**Written problem:**
Write the data out again in full, with no departure from the original.

▼

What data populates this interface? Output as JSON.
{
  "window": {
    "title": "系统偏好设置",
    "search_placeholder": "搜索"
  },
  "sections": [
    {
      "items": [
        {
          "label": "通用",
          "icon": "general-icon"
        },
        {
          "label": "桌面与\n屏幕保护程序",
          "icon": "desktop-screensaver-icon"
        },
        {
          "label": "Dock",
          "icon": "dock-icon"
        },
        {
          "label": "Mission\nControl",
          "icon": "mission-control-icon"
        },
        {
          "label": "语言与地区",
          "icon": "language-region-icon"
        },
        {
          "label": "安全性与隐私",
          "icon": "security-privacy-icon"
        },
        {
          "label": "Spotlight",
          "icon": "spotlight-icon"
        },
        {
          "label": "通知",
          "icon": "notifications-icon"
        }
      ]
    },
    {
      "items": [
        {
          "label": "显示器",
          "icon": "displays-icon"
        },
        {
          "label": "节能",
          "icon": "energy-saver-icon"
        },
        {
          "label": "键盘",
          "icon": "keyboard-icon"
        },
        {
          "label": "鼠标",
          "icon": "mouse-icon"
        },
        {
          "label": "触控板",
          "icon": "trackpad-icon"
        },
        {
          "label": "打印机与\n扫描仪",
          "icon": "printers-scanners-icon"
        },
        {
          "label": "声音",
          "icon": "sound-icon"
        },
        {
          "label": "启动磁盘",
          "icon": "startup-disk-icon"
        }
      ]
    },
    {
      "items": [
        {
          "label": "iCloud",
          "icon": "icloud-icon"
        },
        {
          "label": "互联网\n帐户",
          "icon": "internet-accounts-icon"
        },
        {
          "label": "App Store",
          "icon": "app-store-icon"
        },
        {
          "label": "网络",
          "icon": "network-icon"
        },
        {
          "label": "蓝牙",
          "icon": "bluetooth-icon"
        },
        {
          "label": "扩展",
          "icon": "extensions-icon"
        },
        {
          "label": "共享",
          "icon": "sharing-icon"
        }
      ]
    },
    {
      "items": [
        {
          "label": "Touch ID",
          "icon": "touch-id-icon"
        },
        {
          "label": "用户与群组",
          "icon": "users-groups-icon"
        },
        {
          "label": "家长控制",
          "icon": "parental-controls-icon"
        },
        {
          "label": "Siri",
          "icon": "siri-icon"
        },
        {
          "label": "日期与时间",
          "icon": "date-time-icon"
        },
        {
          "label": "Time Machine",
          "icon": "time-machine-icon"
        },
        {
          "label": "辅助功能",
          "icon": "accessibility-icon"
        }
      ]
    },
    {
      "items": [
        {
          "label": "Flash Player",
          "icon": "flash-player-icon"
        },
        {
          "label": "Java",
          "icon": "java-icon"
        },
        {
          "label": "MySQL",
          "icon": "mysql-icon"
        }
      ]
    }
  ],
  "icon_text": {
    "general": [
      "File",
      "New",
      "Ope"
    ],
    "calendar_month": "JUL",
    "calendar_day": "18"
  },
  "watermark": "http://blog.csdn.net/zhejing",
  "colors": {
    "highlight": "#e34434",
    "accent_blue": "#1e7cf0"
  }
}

▲

**Correct answer:**
What data populates this interface? Output as JSON.
{
  "window": {
    "title": "系统偏好设置",
    "search_placeholder": "搜索"
  },
  "sections": [
    {
      "items": [
        {
          "label": "通用",
          "icon": "general-icon"
        },
        {
          "label": "桌面与\n屏幕保护程序",
          "icon": "desktop-screensaver-icon"
        },
        {
          "label": "Dock",
          "icon": "dock-icon"
        },
        {
          "label": "Mission\nControl",
          "icon": "mission-control-icon"
        },
        {
          "label": "语言与地区",
          "icon": "language-region-icon"
        },
        {
          "label": "安全性与隐私",
          "icon": "security-privacy-icon"
        },
        {
          "label": "Spotlight",
          "icon": "spotlight-icon"
        },
        {
          "label": "通知",
          "icon": "notifications-icon"
        }
      ]
    },
    {
      "items": [
        {
          "label": "显示器",
          "icon": "displays-icon"
        },
        {
          "label": "节能",
          "icon": "energy-saver-icon"
        },
        {
          "label": "键盘",
          "icon": "keyboard-icon"
        },
        {
          "label": "鼠标",
          "icon": "mouse-icon"
        },
        {
          "label": "触控板",
          "icon": "trackpad-icon"
        },
        {
          "label": "打印机与\n扫描仪",
          "icon": "printers-scanners-icon"
        },
        {
          "label": "声音",
          "icon": "sound-icon"
        },
        {
          "label": "启动磁盘",
          "icon": "startup-disk-icon"
        }
      ]
    },
    {
      "items": [
        {
          "label": "iCloud",
          "icon": "icloud-icon"
        },
        {
          "label": "互联网\n帐户",
          "icon": "internet-accounts-icon"
        },
        {
          "label": "App Store",
          "icon": "app-store-icon"
        },
        {
          "label": "网络",
          "icon": "network-icon"
        },
        {
          "label": "蓝牙",
          "icon": "bluetooth-icon"
        },
        {
          "label": "扩展",
          "icon": "extensions-icon"
        },
        {
          "label": "共享",
          "icon": "sharing-icon"
        }
      ]
    },
    {
      "items": [
        {
          "label": "Touch ID",
          "icon": "touch-id-icon"
        },
        {
          "label": "用户与群组",
          "icon": "users-groups-icon"
        },
        {
          "label": "家长控制",
          "icon": "parental-controls-icon"
        },
        {
          "label": "Siri",
          "icon": "siri-icon"
        },
        {
          "label": "日期与时间",
          "icon": "date-time-icon"
        },
        {
          "label": "Time Machine",
          "icon": "time-machine-icon"
        },
        {
          "label": "辅助功能",
          "icon": "accessibility-icon"
        }
      ]
    },
    {
      "items": [
        {
          "label": "Flash Player",
          "icon": "flash-player-icon"
        },
        {
          "label": "Java",
          "icon": "java-icon"
        },
        {
          "label": "MySQL",
          "icon": "mysql-icon"
        }
      ]
    }
  ],
  "icon_text": {
    "general": [
      "File",
      "New",
      "Ope"
    ],
    "calendar_month": "JUL",
    "calendar_day": "18"
  },
  "watermark": "http://blog.csdn.net/zhejing",
  "colors": {
    "highlight": "#e34434",
    "accent_blue": "#1e7cf0"
  }
}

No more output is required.